(Stored entries)
+++

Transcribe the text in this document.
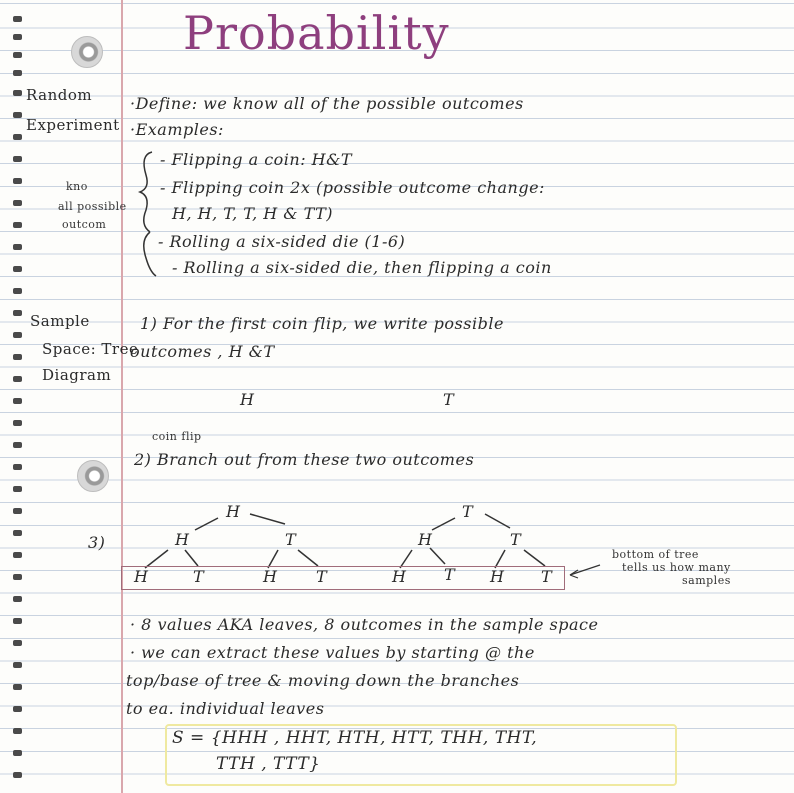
Probability
Random
Experiment
·Define: we know all of the possible outcomes
·Examples:
kno
all possible
outcom
- Flipping a coin: H&T
- Flipping coin 2x (possible outcome change:
H, H, T, T, H & TT)
- Rolling a six-sided die (1-6)
- Rolling a six-sided die, then flipping a coin
Sample
Space: Tree
Diagram
1) For the first coin flip, we write possible
outcomes , H &T
H	T
coin flip
2) Branch out from these two outcomes
3)
H	T
H	T	H	T
H	T	H T	H T H T
bottom of tree
tells us how many
samples
· 8 values AKA leaves, 8 outcomes in the sample space
· we can extract these values by starting @ the
top/base of tree & moving down the branches
to ea. individual leaves
S = {HHH , HHT, HTH, HTT, THH, THT,
TTH , TTT}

+++

What you are asked to do :: Copy the listing in full and without alteration, omitting every picture.

The output ::
Transcribe the text in this document.
Probability
Random
Experiment
·Define: we know all of the possible outcomes
·Examples:
kno
all possible
outcom
- Flipping a coin: H&T
- Flipping coin 2x (possible outcome change:
H, H, T, T, H & TT)
- Rolling a six-sided die (1-6)
- Rolling a six-sided die, then flipping a coin
Sample
Space: Tree
Diagram
1) For the first coin flip, we write possible
outcomes , H &T
H	T
coin flip
2) Branch out from these two outcomes
3)
H	T
H	T	H	T
H	T	H T	H T H T
bottom of tree
tells us how many
samples
· 8 values AKA leaves, 8 outcomes in the sample space
· we can extract these values by starting @ the
top/base of tree & moving down the branches
to ea. individual leaves
S = {HHH , HHT, HTH, HTT, THH, THT,
TTH , TTT}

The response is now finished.